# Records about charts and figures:

============

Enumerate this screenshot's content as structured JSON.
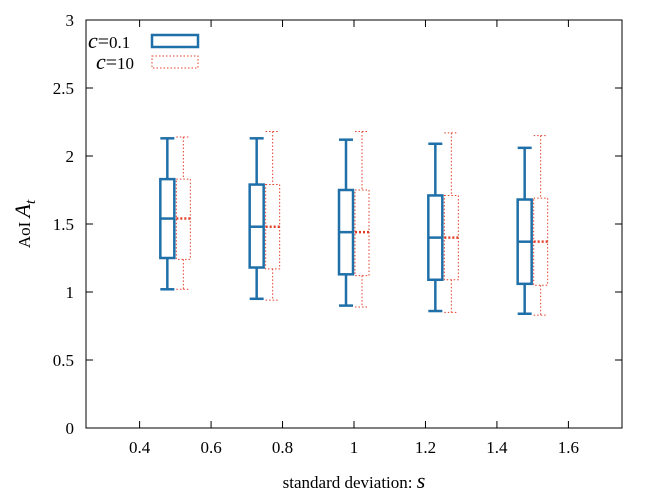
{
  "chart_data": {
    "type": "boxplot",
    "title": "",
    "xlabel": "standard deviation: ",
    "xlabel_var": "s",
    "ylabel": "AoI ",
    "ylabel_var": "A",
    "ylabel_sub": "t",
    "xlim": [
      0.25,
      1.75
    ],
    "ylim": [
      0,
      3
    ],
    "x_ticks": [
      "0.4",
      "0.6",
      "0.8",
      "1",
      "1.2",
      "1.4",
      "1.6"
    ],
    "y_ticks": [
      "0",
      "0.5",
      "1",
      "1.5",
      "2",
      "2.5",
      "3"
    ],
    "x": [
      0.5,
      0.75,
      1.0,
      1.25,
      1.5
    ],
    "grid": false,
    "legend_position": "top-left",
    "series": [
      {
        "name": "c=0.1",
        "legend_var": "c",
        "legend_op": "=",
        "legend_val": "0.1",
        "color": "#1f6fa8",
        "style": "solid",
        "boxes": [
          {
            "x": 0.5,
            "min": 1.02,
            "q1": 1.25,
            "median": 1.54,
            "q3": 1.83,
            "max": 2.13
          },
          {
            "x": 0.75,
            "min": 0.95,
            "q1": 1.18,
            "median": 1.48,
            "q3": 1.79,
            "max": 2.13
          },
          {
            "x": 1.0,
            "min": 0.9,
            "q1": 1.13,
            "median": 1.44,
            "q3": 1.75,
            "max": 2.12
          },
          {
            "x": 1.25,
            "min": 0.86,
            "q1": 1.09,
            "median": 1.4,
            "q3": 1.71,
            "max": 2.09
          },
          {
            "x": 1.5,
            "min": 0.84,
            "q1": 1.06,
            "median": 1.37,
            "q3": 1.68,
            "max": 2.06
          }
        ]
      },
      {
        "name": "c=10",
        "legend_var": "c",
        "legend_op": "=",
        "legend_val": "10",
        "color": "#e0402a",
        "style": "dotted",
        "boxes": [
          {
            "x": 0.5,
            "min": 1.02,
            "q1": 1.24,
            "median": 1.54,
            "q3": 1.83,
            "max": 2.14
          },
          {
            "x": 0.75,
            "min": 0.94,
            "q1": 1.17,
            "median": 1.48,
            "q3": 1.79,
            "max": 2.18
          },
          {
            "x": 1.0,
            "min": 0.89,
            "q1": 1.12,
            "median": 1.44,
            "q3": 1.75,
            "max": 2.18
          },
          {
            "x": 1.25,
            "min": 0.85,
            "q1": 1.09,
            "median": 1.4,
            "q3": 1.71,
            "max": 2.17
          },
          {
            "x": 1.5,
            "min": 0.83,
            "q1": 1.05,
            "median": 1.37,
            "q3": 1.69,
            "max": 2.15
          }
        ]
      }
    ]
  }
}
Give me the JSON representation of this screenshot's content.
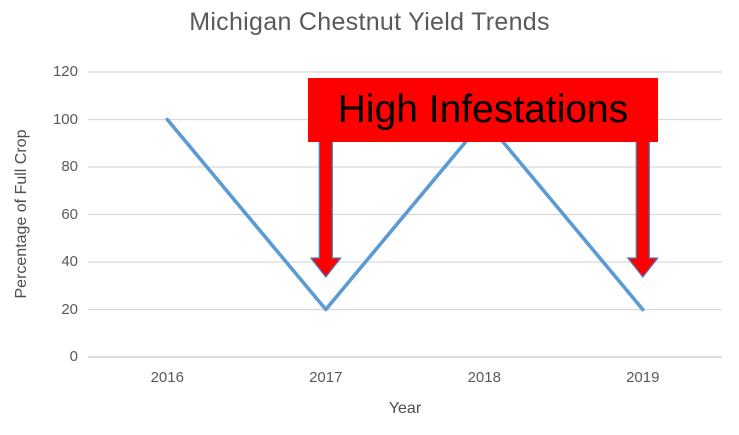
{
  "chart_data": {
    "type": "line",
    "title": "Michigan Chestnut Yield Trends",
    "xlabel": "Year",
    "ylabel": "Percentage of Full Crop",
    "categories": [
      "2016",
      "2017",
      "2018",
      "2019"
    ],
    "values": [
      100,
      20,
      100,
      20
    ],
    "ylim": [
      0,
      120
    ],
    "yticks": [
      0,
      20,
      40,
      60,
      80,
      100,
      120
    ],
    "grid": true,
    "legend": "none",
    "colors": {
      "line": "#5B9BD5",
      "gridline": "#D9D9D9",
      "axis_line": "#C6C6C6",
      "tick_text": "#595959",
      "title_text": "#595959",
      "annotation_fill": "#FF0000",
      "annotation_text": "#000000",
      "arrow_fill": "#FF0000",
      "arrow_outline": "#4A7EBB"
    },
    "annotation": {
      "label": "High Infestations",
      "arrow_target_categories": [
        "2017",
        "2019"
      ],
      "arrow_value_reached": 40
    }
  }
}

============

# WORK INSTRUCTIONS:
Each entry gets copied exactly; the pictures stay out.

# FULL ANSWER:
Enumerate this screenshot's content as structured JSON.
{
  "chart_data": {
    "type": "boxplot",
    "title": "",
    "xlabel": "standard deviation: ",
    "xlabel_var": "s",
    "ylabel": "AoI ",
    "ylabel_var": "A",
    "ylabel_sub": "t",
    "xlim": [
      0.25,
      1.75
    ],
    "ylim": [
      0,
      3
    ],
    "x_ticks": [
      "0.4",
      "0.6",
      "0.8",
      "1",
      "1.2",
      "1.4",
      "1.6"
    ],
    "y_ticks": [
      "0",
      "0.5",
      "1",
      "1.5",
      "2",
      "2.5",
      "3"
    ],
    "x": [
      0.5,
      0.75,
      1.0,
      1.25,
      1.5
    ],
    "grid": false,
    "legend_position": "top-left",
    "series": [
      {
        "name": "c=0.1",
        "legend_var": "c",
        "legend_op": "=",
        "legend_val": "0.1",
        "color": "#1f6fa8",
        "style": "solid",
        "boxes": [
          {
            "x": 0.5,
            "min": 1.02,
            "q1": 1.25,
            "median": 1.54,
            "q3": 1.83,
            "max": 2.13
          },
          {
            "x": 0.75,
            "min": 0.95,
            "q1": 1.18,
            "median": 1.48,
            "q3": 1.79,
            "max": 2.13
          },
          {
            "x": 1.0,
            "min": 0.9,
            "q1": 1.13,
            "median": 1.44,
            "q3": 1.75,
            "max": 2.12
          },
          {
            "x": 1.25,
            "min": 0.86,
            "q1": 1.09,
            "median": 1.4,
            "q3": 1.71,
            "max": 2.09
          },
          {
            "x": 1.5,
            "min": 0.84,
            "q1": 1.06,
            "median": 1.37,
            "q3": 1.68,
            "max": 2.06
          }
        ]
      },
      {
        "name": "c=10",
        "legend_var": "c",
        "legend_op": "=",
        "legend_val": "10",
        "color": "#e0402a",
        "style": "dotted",
        "boxes": [
          {
            "x": 0.5,
            "min": 1.02,
            "q1": 1.24,
            "median": 1.54,
            "q3": 1.83,
            "max": 2.14
          },
          {
            "x": 0.75,
            "min": 0.94,
            "q1": 1.17,
            "median": 1.48,
            "q3": 1.79,
            "max": 2.18
          },
          {
            "x": 1.0,
            "min": 0.89,
            "q1": 1.12,
            "median": 1.44,
            "q3": 1.75,
            "max": 2.18
          },
          {
            "x": 1.25,
            "min": 0.85,
            "q1": 1.09,
            "median": 1.4,
            "q3": 1.71,
            "max": 2.17
          },
          {
            "x": 1.5,
            "min": 0.83,
            "q1": 1.05,
            "median": 1.37,
            "q3": 1.69,
            "max": 2.15
          }
        ]
      }
    ]
  }
}
Give me the JSON representation of this screenshot's content.
{
  "chart_data": {
    "type": "line",
    "title": "Michigan Chestnut Yield Trends",
    "xlabel": "Year",
    "ylabel": "Percentage of Full Crop",
    "categories": [
      "2016",
      "2017",
      "2018",
      "2019"
    ],
    "values": [
      100,
      20,
      100,
      20
    ],
    "ylim": [
      0,
      120
    ],
    "yticks": [
      0,
      20,
      40,
      60,
      80,
      100,
      120
    ],
    "grid": true,
    "legend": "none",
    "colors": {
      "line": "#5B9BD5",
      "gridline": "#D9D9D9",
      "axis_line": "#C6C6C6",
      "tick_text": "#595959",
      "title_text": "#595959",
      "annotation_fill": "#FF0000",
      "annotation_text": "#000000",
      "arrow_fill": "#FF0000",
      "arrow_outline": "#4A7EBB"
    },
    "annotation": {
      "label": "High Infestations",
      "arrow_target_categories": [
        "2017",
        "2019"
      ],
      "arrow_value_reached": 40
    }
  }
}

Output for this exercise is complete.